Take the data that follows and retype it word for word.

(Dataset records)
* Begin *
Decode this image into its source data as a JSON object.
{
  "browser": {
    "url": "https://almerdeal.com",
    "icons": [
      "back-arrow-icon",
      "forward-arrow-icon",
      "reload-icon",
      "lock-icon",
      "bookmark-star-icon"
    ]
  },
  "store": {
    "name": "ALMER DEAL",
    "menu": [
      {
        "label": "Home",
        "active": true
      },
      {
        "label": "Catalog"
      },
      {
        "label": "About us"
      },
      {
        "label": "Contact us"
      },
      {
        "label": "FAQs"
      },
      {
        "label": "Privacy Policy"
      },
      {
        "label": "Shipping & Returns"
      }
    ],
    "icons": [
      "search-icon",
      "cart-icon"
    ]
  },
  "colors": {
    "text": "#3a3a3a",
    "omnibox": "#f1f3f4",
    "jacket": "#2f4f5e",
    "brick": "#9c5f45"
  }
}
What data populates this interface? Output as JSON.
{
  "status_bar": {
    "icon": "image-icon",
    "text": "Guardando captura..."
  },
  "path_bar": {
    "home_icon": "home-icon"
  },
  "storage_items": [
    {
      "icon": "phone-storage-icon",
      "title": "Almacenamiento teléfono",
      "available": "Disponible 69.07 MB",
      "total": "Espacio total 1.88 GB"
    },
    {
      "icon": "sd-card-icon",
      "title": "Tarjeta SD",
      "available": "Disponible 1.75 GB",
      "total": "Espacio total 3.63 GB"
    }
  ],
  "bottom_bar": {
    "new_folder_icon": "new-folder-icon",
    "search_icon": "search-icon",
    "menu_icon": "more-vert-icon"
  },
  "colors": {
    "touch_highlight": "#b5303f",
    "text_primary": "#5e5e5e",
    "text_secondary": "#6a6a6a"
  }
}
* End *
## THE ANSWER
Decode this image into its source data as a JSON object.
{
  "browser": {
    "url": "https://almerdeal.com",
    "icons": [
      "back-arrow-icon",
      "forward-arrow-icon",
      "reload-icon",
      "lock-icon",
      "bookmark-star-icon"
    ]
  },
  "store": {
    "name": "ALMER DEAL",
    "menu": [
      {
        "label": "Home",
        "active": true
      },
      {
        "label": "Catalog"
      },
      {
        "label": "About us"
      },
      {
        "label": "Contact us"
      },
      {
        "label": "FAQs"
      },
      {
        "label": "Privacy Policy"
      },
      {
        "label": "Shipping & Returns"
      }
    ],
    "icons": [
      "search-icon",
      "cart-icon"
    ]
  },
  "colors": {
    "text": "#3a3a3a",
    "omnibox": "#f1f3f4",
    "jacket": "#2f4f5e",
    "brick": "#9c5f45"
  }
}
What data populates this interface? Output as JSON.
{
  "status_bar": {
    "icon": "image-icon",
    "text": "Guardando captura..."
  },
  "path_bar": {
    "home_icon": "home-icon"
  },
  "storage_items": [
    {
      "icon": "phone-storage-icon",
      "title": "Almacenamiento teléfono",
      "available": "Disponible 69.07 MB",
      "total": "Espacio total 1.88 GB"
    },
    {
      "icon": "sd-card-icon",
      "title": "Tarjeta SD",
      "available": "Disponible 1.75 GB",
      "total": "Espacio total 3.63 GB"
    }
  ],
  "bottom_bar": {
    "new_folder_icon": "new-folder-icon",
    "search_icon": "search-icon",
    "menu_icon": "more-vert-icon"
  },
  "colors": {
    "touch_highlight": "#b5303f",
    "text_primary": "#5e5e5e",
    "text_secondary": "#6a6a6a"
  }
}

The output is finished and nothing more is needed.